(Extracts from a graphics dataset)
==================================================

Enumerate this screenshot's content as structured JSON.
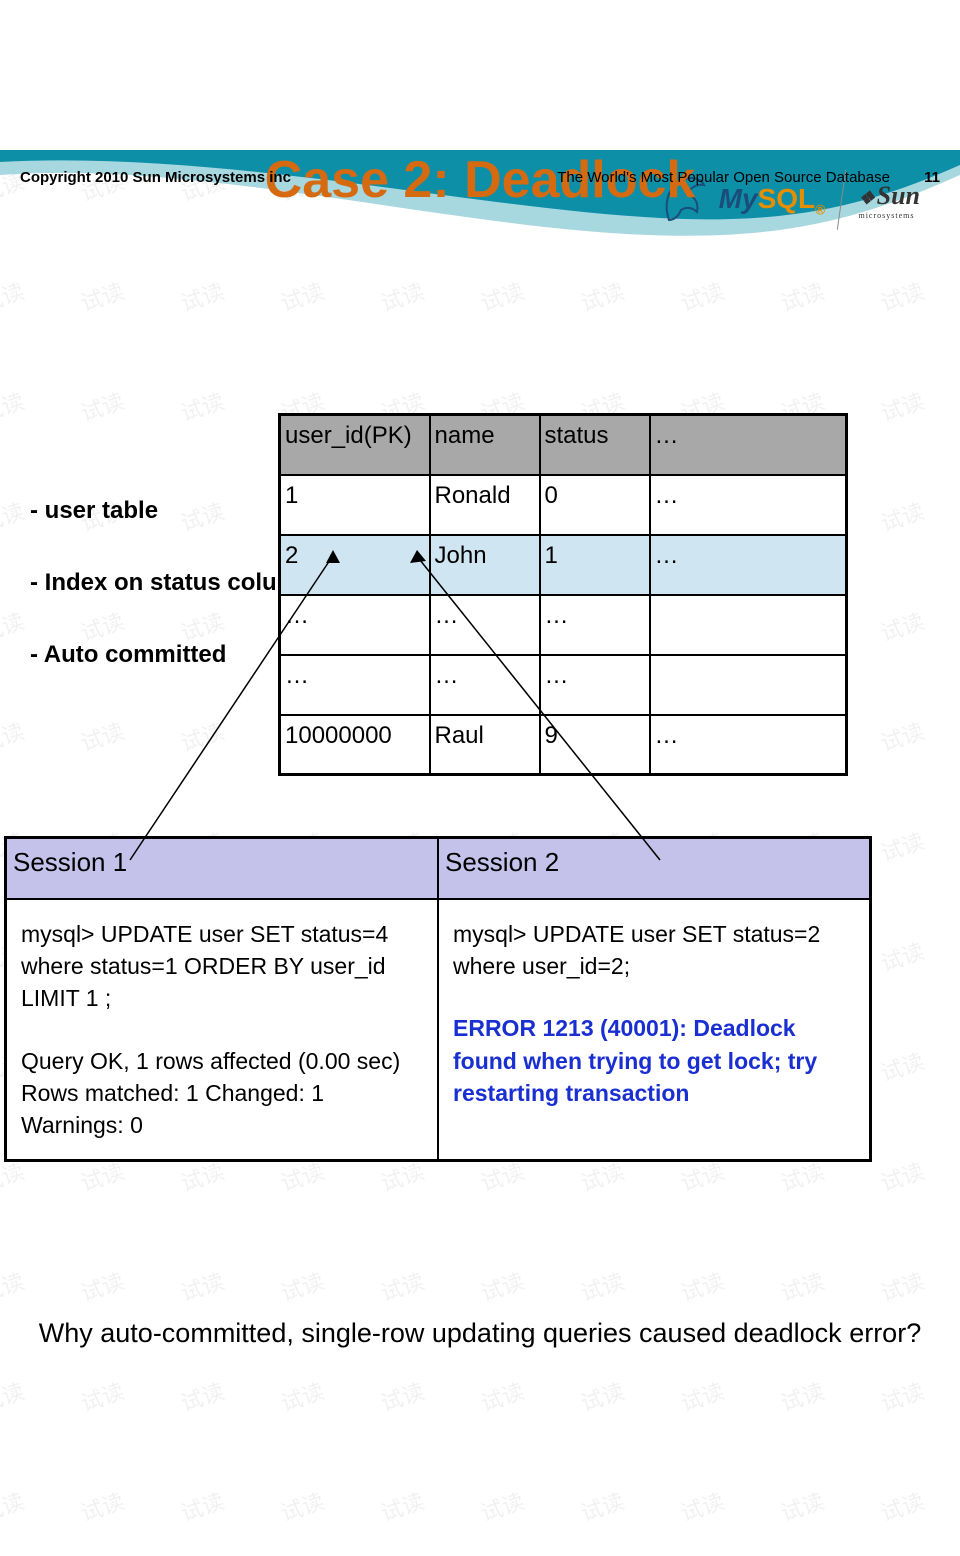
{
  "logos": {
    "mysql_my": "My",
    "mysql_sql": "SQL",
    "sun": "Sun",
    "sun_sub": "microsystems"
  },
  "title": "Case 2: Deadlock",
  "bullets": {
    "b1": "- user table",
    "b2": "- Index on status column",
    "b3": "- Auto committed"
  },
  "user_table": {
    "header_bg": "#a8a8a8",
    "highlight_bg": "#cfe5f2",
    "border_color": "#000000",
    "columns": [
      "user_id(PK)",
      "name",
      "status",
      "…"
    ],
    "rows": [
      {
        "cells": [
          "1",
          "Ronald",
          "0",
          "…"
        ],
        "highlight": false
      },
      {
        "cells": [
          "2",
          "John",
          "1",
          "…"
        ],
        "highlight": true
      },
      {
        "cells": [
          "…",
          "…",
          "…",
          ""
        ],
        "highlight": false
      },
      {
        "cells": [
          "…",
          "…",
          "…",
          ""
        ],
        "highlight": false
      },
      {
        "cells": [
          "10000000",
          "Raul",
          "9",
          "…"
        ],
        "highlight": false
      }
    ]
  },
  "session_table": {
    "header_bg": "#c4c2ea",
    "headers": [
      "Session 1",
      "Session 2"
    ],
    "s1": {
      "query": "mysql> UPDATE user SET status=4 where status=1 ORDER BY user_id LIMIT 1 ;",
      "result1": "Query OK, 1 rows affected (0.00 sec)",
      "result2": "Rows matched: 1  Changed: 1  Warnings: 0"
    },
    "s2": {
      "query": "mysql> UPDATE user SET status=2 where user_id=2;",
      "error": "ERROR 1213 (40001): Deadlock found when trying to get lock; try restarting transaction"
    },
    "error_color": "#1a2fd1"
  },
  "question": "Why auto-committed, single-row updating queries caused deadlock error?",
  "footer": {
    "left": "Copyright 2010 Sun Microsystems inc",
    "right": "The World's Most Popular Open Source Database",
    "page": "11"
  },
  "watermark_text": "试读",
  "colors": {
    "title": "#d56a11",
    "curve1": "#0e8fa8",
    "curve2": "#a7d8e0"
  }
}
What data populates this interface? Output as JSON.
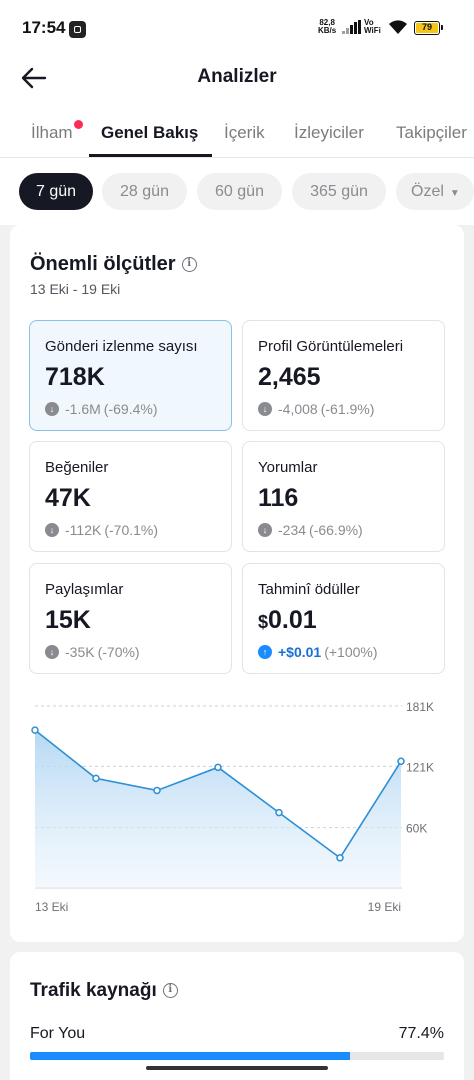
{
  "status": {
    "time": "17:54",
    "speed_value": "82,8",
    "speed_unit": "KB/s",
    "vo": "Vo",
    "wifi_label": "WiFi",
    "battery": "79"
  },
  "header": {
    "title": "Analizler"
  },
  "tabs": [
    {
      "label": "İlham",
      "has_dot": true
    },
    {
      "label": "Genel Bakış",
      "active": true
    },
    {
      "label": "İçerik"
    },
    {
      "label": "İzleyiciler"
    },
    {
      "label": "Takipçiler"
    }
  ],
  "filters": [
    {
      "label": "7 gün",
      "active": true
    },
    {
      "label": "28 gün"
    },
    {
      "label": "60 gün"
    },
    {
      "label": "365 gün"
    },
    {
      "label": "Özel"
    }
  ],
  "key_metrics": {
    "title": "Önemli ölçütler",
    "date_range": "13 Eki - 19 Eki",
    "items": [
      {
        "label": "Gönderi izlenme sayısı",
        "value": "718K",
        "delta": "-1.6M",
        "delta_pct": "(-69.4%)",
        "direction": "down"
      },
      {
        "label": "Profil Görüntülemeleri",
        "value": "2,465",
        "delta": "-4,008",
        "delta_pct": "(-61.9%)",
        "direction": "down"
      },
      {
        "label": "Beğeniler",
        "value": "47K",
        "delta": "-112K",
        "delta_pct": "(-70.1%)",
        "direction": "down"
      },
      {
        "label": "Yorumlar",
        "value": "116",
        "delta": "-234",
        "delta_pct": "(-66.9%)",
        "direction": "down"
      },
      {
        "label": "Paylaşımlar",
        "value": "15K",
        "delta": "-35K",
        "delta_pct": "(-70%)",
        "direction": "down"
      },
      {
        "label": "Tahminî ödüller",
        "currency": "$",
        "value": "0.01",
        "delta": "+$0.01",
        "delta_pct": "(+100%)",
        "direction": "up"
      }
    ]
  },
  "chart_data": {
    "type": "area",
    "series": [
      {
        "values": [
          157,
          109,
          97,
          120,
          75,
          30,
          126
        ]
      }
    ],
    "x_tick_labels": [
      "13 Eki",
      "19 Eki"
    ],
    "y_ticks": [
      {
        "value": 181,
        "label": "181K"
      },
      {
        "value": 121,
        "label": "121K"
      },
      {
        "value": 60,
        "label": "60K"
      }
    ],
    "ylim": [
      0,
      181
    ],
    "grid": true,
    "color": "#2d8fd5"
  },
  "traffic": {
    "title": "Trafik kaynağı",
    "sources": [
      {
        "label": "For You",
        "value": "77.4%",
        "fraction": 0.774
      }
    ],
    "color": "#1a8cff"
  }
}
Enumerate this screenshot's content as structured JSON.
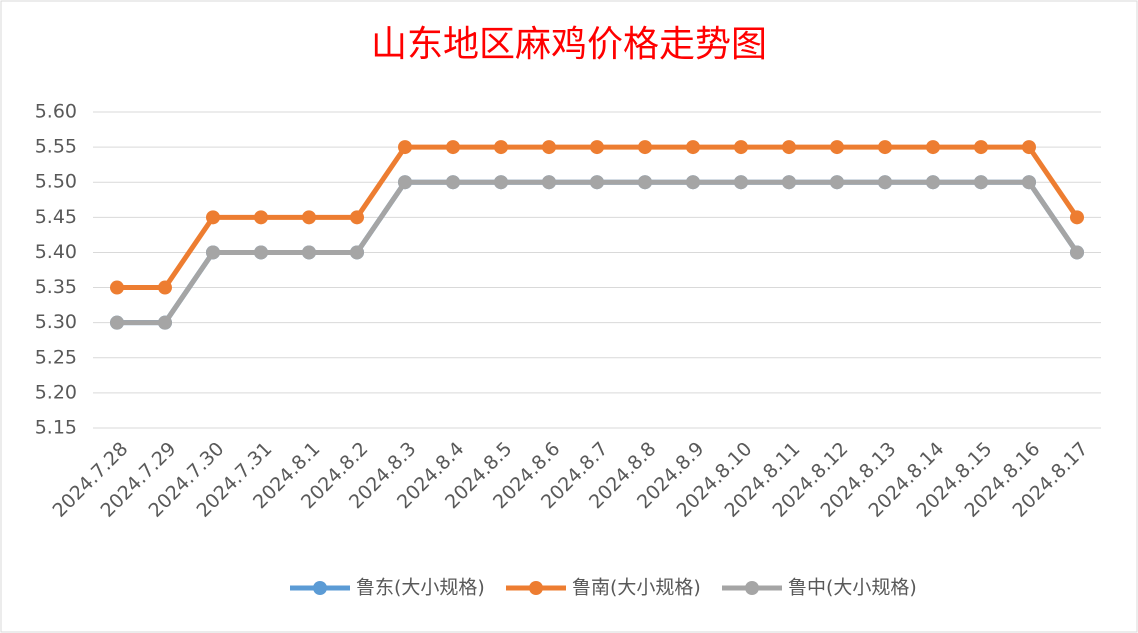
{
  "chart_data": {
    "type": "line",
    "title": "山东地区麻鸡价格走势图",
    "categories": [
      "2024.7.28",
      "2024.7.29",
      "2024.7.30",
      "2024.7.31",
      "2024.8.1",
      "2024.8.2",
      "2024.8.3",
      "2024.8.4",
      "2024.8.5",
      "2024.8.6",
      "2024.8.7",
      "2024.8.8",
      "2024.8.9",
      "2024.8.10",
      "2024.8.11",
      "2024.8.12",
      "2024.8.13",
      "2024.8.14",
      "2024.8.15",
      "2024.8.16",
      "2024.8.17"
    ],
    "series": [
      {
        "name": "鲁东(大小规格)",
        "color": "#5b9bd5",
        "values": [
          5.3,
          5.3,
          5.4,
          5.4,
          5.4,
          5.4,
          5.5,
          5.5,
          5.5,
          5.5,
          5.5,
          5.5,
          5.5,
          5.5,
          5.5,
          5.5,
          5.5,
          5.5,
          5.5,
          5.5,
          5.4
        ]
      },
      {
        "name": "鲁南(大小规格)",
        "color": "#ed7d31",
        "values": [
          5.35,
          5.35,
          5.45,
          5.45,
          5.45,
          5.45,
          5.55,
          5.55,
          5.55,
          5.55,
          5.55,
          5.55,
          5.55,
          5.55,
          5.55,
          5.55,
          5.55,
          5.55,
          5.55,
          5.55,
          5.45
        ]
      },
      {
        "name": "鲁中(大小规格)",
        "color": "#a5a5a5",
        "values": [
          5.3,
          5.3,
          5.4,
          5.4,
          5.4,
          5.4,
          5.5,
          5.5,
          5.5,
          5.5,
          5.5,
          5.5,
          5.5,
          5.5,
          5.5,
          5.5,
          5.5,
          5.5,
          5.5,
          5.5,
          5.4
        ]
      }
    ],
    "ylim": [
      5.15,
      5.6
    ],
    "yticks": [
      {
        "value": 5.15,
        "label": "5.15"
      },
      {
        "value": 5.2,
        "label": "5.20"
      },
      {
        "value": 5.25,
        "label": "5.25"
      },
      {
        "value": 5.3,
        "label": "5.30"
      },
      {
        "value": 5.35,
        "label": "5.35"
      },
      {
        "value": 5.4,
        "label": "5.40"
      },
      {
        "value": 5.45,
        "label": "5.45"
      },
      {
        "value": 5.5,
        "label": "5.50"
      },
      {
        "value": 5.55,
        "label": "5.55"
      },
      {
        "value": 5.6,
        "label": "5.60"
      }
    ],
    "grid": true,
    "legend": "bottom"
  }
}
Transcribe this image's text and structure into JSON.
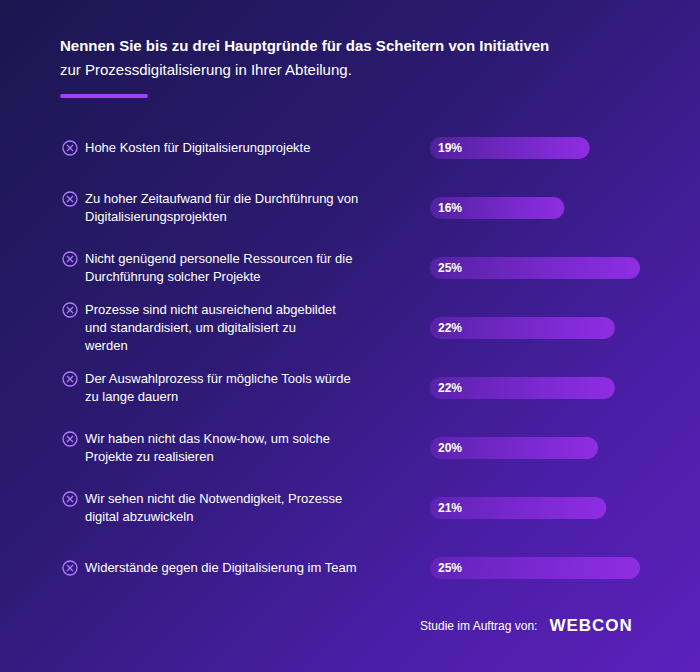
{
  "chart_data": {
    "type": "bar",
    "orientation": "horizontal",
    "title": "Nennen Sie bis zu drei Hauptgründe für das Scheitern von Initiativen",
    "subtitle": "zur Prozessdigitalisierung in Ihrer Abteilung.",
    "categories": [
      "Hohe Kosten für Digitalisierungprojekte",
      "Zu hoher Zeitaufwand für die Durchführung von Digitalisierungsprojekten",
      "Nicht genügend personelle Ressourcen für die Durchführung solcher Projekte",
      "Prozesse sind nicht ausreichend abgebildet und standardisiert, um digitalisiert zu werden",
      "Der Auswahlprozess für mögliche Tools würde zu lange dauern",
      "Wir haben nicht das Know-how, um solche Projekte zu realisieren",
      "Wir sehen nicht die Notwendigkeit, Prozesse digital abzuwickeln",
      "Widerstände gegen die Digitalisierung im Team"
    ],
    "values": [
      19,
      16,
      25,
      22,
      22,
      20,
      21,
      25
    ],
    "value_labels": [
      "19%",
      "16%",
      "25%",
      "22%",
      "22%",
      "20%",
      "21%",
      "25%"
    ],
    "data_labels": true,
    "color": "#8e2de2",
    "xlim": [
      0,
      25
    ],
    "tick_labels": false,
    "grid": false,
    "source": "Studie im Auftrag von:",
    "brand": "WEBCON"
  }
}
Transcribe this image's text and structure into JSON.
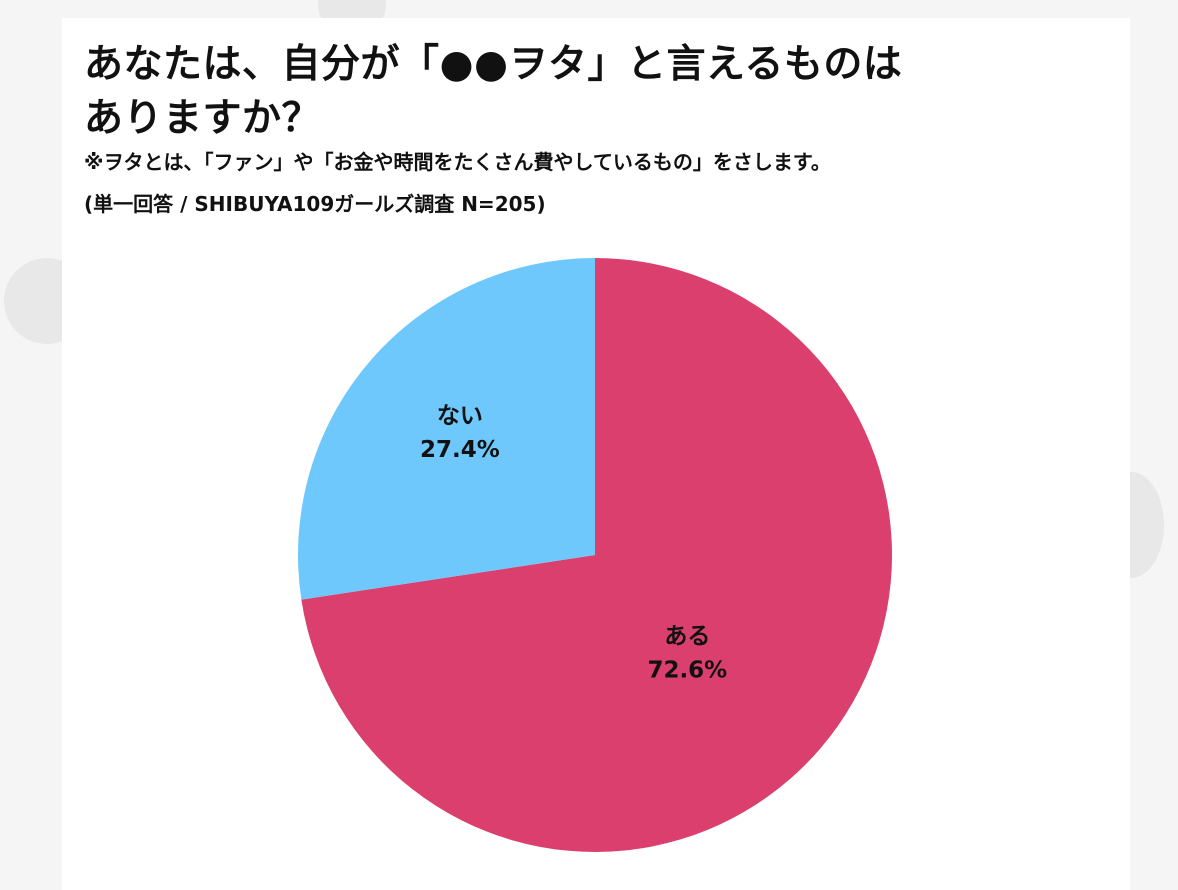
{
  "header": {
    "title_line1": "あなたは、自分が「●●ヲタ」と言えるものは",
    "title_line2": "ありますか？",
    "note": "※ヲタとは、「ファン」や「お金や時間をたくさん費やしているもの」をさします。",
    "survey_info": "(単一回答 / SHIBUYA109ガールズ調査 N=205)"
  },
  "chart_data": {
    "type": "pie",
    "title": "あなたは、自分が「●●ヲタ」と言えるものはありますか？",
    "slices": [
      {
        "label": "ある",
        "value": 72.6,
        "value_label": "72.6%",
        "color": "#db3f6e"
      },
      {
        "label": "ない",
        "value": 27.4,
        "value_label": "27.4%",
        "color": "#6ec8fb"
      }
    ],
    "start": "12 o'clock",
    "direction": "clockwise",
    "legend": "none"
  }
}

==================================================

**Task**: Show all lines above holding "true".

**Reply**:
        "highlight": true
      "has_dot": true
      "active": true
      "active": true
    "grid": true,
    "grid": true,
    "data_labels": true,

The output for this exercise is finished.